◆ **Dataset items**
━━━━━━━━━━━━━━━━━━━━

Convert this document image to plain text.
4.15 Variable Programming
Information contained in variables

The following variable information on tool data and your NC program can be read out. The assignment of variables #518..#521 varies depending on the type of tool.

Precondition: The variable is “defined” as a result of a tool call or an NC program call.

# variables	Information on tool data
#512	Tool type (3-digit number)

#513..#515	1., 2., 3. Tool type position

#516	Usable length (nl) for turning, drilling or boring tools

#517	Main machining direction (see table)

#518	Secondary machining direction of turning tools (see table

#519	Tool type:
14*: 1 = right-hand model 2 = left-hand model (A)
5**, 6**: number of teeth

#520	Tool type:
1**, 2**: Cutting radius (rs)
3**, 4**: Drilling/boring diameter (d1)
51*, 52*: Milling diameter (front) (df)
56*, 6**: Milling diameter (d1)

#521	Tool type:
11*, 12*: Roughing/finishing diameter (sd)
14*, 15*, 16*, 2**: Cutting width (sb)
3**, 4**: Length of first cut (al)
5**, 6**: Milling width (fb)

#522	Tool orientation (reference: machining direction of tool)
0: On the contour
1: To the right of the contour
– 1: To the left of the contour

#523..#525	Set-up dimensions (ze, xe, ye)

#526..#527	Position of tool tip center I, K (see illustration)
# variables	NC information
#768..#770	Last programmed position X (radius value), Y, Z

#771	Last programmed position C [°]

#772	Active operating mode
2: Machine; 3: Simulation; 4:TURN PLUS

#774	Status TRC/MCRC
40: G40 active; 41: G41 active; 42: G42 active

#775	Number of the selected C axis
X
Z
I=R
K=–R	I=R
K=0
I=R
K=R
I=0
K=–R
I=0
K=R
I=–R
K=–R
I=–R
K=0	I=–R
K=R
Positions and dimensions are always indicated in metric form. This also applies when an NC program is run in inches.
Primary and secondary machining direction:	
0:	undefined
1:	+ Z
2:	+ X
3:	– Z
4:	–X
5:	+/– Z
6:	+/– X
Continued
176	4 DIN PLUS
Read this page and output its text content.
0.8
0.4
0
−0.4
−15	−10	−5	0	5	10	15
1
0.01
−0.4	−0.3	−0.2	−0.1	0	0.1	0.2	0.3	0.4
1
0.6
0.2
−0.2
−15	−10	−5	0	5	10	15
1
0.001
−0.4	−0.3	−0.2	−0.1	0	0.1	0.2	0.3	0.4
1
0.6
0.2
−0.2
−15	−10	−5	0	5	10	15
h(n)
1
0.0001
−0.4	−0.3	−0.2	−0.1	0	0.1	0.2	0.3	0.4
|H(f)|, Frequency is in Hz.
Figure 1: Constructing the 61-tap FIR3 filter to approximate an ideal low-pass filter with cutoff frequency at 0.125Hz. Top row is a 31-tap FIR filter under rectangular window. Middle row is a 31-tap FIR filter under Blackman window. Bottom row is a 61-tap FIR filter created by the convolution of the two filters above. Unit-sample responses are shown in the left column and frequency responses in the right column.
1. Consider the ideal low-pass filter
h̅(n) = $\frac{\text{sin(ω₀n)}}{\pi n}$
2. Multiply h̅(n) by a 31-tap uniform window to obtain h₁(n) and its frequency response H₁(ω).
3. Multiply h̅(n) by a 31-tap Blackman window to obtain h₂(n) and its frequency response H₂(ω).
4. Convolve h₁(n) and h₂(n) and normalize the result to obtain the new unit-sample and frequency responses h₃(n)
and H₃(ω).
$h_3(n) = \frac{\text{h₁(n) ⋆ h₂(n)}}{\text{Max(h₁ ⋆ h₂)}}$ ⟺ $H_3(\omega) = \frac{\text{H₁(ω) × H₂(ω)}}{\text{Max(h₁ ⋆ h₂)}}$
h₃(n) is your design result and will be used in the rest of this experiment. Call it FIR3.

━━━━━━━━━━━━━━━━━━━━

◆ **What to do**
Transcribe all of the lines in the records precisely.

◆ **Result for this exercise**
Convert this document image to plain text.
4.15 Variable Programming
Information contained in variables

The following variable information on tool data and your NC program can be read out. The assignment of variables #518..#521 varies depending on the type of tool.

Precondition: The variable is “defined” as a result of a tool call or an NC program call.

# variables	Information on tool data
#512	Tool type (3-digit number)

#513..#515	1., 2., 3. Tool type position

#516	Usable length (nl) for turning, drilling or boring tools

#517	Main machining direction (see table)

#518	Secondary machining direction of turning tools (see table

#519	Tool type:
14*: 1 = right-hand model 2 = left-hand model (A)
5**, 6**: number of teeth

#520	Tool type:
1**, 2**: Cutting radius (rs)
3**, 4**: Drilling/boring diameter (d1)
51*, 52*: Milling diameter (front) (df)
56*, 6**: Milling diameter (d1)

#521	Tool type:
11*, 12*: Roughing/finishing diameter (sd)
14*, 15*, 16*, 2**: Cutting width (sb)
3**, 4**: Length of first cut (al)
5**, 6**: Milling width (fb)

#522	Tool orientation (reference: machining direction of tool)
0: On the contour
1: To the right of the contour
– 1: To the left of the contour

#523..#525	Set-up dimensions (ze, xe, ye)

#526..#527	Position of tool tip center I, K (see illustration)
# variables	NC information
#768..#770	Last programmed position X (radius value), Y, Z

#771	Last programmed position C [°]

#772	Active operating mode
2: Machine; 3: Simulation; 4:TURN PLUS

#774	Status TRC/MCRC
40: G40 active; 41: G41 active; 42: G42 active

#775	Number of the selected C axis
X
Z
I=R
K=–R	I=R
K=0
I=R
K=R
I=0
K=–R
I=0
K=R
I=–R
K=–R
I=–R
K=0	I=–R
K=R
Positions and dimensions are always indicated in metric form. This also applies when an NC program is run in inches.
Primary and secondary machining direction:	
0:	undefined
1:	+ Z
2:	+ X
3:	– Z
4:	–X
5:	+/– Z
6:	+/– X
Continued
176	4 DIN PLUS
Read this page and output its text content.
0.8
0.4
0
−0.4
−15	−10	−5	0	5	10	15
1
0.01
−0.4	−0.3	−0.2	−0.1	0	0.1	0.2	0.3	0.4
1
0.6
0.2
−0.2
−15	−10	−5	0	5	10	15
1
0.001
−0.4	−0.3	−0.2	−0.1	0	0.1	0.2	0.3	0.4
1
0.6
0.2
−0.2
−15	−10	−5	0	5	10	15
h(n)
1
0.0001
−0.4	−0.3	−0.2	−0.1	0	0.1	0.2	0.3	0.4
|H(f)|, Frequency is in Hz.
Figure 1: Constructing the 61-tap FIR3 filter to approximate an ideal low-pass filter with cutoff frequency at 0.125Hz. Top row is a 31-tap FIR filter under rectangular window. Middle row is a 31-tap FIR filter under Blackman window. Bottom row is a 61-tap FIR filter created by the convolution of the two filters above. Unit-sample responses are shown in the left column and frequency responses in the right column.
1. Consider the ideal low-pass filter
h̅(n) = $\frac{\text{sin(ω₀n)}}{\pi n}$
2. Multiply h̅(n) by a 31-tap uniform window to obtain h₁(n) and its frequency response H₁(ω).
3. Multiply h̅(n) by a 31-tap Blackman window to obtain h₂(n) and its frequency response H₂(ω).
4. Convolve h₁(n) and h₂(n) and normalize the result to obtain the new unit-sample and frequency responses h₃(n)
and H₃(ω).
$h_3(n) = \frac{\text{h₁(n) ⋆ h₂(n)}}{\text{Max(h₁ ⋆ h₂)}}$ ⟺ $H_3(\omega) = \frac{\text{H₁(ω) × H₂(ω)}}{\text{Max(h₁ ⋆ h₂)}}$
h₃(n) is your design result and will be used in the rest of this experiment. Call it FIR3.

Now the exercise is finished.